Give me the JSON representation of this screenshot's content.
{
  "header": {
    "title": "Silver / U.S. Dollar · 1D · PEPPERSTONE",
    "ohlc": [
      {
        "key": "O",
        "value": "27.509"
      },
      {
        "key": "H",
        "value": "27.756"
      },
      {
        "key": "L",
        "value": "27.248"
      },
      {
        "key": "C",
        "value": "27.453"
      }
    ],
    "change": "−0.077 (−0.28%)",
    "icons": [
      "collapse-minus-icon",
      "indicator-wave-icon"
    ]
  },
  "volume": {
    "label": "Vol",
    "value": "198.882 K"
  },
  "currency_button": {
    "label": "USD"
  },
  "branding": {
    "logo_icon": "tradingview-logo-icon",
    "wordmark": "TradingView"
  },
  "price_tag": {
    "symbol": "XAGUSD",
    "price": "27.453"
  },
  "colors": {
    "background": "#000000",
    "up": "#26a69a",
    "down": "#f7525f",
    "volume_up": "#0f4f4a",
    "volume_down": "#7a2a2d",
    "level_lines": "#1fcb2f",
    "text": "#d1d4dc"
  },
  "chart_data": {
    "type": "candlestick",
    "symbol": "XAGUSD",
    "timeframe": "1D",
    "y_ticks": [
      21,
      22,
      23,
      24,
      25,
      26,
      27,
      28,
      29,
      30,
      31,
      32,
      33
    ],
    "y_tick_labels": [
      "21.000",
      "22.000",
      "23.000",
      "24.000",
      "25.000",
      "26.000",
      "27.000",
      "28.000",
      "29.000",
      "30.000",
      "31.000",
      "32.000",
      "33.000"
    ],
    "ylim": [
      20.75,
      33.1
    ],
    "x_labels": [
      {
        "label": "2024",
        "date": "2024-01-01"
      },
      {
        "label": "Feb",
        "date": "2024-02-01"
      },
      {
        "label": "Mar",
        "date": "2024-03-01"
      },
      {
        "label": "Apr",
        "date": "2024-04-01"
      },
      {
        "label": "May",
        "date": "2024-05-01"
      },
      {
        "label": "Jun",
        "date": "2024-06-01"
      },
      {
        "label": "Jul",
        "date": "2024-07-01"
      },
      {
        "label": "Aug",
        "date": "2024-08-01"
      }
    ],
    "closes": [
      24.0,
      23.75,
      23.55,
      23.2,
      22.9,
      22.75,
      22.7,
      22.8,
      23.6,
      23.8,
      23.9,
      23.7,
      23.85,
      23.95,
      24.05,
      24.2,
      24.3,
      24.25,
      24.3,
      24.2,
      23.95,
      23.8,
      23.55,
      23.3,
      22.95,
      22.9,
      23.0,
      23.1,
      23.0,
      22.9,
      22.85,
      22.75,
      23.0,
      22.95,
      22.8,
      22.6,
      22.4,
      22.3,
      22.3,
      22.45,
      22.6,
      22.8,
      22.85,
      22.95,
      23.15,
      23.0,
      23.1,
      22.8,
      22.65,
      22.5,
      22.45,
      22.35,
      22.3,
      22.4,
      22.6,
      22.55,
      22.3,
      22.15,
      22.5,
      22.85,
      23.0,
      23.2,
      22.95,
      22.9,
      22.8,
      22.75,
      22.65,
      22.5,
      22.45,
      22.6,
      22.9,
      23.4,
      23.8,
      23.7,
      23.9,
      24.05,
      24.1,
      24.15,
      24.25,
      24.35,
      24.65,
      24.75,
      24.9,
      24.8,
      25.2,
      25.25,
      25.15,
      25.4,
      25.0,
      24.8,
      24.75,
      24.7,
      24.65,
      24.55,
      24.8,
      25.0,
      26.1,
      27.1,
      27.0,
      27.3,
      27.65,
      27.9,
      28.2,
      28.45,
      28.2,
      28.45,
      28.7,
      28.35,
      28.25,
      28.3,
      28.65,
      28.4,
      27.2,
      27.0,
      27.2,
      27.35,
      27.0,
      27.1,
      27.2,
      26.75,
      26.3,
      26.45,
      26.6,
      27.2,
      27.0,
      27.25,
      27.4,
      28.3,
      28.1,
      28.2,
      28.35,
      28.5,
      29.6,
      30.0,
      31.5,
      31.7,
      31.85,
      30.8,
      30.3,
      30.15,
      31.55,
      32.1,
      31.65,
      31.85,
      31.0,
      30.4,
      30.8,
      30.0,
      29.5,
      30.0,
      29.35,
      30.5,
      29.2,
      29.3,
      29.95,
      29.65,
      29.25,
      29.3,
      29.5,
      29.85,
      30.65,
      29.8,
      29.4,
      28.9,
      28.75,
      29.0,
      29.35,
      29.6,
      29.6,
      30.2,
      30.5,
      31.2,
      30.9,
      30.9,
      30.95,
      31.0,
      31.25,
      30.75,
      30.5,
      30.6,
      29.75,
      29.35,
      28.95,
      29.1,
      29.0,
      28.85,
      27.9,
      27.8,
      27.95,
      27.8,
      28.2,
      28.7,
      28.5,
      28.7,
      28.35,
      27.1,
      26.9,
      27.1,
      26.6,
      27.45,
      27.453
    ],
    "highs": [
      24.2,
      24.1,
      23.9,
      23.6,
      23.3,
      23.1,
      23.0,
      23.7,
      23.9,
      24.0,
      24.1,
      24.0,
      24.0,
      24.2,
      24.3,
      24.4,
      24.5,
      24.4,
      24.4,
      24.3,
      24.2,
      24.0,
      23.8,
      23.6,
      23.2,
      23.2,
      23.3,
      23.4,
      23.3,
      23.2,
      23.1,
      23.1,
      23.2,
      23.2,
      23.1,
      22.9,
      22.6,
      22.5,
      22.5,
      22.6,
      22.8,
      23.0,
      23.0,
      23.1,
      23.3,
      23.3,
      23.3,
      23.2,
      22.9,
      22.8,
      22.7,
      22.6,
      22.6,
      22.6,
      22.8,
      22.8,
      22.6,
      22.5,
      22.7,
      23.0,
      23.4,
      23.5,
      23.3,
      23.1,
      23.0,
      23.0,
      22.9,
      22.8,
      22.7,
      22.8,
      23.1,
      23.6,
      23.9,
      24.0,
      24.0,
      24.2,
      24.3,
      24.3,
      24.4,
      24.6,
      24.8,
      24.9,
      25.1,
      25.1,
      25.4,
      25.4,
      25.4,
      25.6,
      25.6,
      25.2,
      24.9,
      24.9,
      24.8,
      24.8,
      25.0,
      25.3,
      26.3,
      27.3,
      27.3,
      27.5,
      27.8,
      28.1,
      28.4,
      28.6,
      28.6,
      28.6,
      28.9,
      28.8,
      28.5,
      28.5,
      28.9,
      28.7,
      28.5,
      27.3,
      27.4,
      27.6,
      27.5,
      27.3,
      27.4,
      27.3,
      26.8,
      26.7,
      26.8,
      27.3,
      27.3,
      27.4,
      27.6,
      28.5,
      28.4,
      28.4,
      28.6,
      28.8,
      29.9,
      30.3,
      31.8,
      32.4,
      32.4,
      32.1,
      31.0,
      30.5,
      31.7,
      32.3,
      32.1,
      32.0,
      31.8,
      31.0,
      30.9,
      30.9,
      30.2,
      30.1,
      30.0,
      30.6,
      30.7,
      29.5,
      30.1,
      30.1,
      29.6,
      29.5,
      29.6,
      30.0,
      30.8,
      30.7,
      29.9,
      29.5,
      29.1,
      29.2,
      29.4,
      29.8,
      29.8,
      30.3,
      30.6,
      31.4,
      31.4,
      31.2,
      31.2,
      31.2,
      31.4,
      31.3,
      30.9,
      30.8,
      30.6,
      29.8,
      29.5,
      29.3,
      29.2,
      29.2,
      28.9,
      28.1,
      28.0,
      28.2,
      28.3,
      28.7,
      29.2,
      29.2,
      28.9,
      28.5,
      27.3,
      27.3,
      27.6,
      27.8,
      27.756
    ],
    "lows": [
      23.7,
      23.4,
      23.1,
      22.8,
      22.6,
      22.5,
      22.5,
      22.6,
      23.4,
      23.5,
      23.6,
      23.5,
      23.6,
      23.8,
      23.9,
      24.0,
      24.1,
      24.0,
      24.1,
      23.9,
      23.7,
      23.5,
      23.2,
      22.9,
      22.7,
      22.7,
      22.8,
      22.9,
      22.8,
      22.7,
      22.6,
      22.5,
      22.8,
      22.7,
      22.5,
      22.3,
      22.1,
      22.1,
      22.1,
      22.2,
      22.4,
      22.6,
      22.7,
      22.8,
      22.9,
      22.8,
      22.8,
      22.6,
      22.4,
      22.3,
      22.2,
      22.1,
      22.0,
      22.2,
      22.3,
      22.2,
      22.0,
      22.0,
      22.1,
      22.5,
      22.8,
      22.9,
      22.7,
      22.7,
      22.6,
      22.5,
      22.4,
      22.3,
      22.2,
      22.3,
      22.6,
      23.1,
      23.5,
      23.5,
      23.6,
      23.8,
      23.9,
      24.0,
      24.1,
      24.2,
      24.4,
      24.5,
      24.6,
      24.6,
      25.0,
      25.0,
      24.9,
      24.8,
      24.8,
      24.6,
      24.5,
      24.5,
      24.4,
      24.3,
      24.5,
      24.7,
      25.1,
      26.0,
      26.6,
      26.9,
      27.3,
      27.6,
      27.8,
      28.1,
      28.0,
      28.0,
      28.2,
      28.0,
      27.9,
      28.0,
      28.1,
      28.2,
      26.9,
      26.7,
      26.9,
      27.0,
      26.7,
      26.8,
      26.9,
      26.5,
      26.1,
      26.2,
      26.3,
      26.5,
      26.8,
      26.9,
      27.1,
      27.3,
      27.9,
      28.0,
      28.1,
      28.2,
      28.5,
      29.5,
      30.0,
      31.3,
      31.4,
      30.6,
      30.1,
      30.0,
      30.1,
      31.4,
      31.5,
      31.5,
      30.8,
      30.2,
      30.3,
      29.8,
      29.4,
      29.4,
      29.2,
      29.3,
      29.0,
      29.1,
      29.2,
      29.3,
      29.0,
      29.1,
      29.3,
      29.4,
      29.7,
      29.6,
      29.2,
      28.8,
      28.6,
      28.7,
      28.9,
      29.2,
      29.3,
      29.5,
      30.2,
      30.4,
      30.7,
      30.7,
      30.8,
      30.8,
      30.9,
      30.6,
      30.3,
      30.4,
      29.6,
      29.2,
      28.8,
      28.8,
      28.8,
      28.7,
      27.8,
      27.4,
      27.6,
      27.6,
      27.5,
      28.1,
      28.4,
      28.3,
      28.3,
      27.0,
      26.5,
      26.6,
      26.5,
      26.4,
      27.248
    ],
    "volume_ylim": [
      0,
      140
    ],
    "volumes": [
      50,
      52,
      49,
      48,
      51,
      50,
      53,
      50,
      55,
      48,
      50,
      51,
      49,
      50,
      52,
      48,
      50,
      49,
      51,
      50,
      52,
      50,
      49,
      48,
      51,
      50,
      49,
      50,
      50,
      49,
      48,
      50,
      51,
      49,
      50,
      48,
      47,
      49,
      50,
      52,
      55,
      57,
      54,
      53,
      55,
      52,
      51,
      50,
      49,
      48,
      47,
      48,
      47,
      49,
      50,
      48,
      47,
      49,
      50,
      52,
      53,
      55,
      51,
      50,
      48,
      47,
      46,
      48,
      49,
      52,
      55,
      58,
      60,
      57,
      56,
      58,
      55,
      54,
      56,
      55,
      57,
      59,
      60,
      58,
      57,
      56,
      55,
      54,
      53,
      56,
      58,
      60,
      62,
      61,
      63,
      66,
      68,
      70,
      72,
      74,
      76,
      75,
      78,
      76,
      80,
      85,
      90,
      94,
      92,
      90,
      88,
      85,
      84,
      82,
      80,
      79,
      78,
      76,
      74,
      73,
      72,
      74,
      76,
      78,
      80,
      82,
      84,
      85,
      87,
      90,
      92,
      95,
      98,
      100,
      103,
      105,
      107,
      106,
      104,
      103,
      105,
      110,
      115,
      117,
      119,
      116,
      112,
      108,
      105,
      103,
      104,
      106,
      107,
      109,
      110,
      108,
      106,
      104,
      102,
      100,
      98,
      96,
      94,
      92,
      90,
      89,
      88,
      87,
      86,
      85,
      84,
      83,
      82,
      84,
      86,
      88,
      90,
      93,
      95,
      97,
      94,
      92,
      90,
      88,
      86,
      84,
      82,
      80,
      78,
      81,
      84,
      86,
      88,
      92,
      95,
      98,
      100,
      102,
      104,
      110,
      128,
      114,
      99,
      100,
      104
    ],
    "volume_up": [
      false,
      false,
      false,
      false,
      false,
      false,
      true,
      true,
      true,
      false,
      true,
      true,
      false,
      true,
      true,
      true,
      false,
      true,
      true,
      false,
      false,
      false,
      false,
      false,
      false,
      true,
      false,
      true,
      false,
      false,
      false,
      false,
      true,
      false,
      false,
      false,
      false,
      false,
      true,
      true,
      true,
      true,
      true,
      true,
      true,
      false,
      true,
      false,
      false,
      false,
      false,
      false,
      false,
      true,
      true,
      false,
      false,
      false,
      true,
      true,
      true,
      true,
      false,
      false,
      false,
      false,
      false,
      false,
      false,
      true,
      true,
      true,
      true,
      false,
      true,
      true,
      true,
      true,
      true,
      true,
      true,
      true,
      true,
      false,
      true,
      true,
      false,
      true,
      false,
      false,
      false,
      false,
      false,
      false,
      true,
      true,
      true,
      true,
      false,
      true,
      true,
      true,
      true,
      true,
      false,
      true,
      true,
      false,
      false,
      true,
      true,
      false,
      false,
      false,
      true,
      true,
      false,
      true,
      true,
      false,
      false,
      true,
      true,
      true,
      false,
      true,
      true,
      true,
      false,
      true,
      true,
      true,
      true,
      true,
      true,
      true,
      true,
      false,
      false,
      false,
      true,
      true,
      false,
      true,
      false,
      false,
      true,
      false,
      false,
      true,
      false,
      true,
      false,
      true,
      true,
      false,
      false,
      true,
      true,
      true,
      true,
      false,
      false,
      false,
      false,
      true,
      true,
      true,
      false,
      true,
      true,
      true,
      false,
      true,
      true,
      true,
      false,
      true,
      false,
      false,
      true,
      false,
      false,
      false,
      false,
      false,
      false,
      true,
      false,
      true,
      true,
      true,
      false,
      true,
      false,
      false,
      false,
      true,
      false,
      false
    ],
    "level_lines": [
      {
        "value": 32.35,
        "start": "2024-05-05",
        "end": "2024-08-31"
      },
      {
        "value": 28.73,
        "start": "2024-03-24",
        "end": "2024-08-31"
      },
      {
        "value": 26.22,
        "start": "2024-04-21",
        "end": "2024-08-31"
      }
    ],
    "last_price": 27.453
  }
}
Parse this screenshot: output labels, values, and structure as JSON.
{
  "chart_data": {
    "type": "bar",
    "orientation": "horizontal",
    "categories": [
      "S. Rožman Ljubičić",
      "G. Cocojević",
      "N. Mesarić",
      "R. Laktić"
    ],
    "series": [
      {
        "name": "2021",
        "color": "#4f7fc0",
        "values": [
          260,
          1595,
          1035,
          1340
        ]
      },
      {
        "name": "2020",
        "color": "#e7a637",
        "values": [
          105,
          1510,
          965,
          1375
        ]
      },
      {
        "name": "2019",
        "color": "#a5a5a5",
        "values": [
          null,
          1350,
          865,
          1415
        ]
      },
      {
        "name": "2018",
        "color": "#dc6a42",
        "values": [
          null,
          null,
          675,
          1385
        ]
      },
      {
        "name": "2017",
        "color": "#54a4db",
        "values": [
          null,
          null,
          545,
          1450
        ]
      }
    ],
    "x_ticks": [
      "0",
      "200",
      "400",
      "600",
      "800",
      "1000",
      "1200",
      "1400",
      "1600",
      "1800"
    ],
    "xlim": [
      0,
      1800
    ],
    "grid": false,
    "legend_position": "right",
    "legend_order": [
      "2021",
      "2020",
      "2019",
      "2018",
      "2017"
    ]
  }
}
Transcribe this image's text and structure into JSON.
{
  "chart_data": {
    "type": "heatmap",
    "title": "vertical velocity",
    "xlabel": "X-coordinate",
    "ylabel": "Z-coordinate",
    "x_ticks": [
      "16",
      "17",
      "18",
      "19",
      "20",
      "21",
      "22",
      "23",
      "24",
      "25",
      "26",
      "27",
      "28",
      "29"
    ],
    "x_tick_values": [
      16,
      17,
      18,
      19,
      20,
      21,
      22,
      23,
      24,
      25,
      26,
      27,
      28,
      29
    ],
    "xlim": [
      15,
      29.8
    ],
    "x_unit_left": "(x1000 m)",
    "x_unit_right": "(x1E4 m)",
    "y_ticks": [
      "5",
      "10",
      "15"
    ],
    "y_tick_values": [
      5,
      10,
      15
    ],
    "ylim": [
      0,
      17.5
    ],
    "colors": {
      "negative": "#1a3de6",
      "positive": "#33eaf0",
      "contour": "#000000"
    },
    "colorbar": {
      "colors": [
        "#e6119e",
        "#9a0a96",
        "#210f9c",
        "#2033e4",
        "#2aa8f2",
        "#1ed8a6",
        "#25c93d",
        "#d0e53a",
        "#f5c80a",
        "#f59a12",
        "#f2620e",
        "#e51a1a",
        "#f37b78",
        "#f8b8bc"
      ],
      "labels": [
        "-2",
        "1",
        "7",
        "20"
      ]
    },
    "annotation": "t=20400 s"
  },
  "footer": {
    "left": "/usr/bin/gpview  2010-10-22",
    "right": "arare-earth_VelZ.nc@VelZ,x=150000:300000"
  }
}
+++
OBJECTIVE: Find all lines where the word "this" appears. Copy them.

TASK OUTPUT:
Give me the JSON representation of this screenshot's content.
Parse this screenshot: output labels, values, and structure as JSON.
Transcribe this image's text and structure into JSON.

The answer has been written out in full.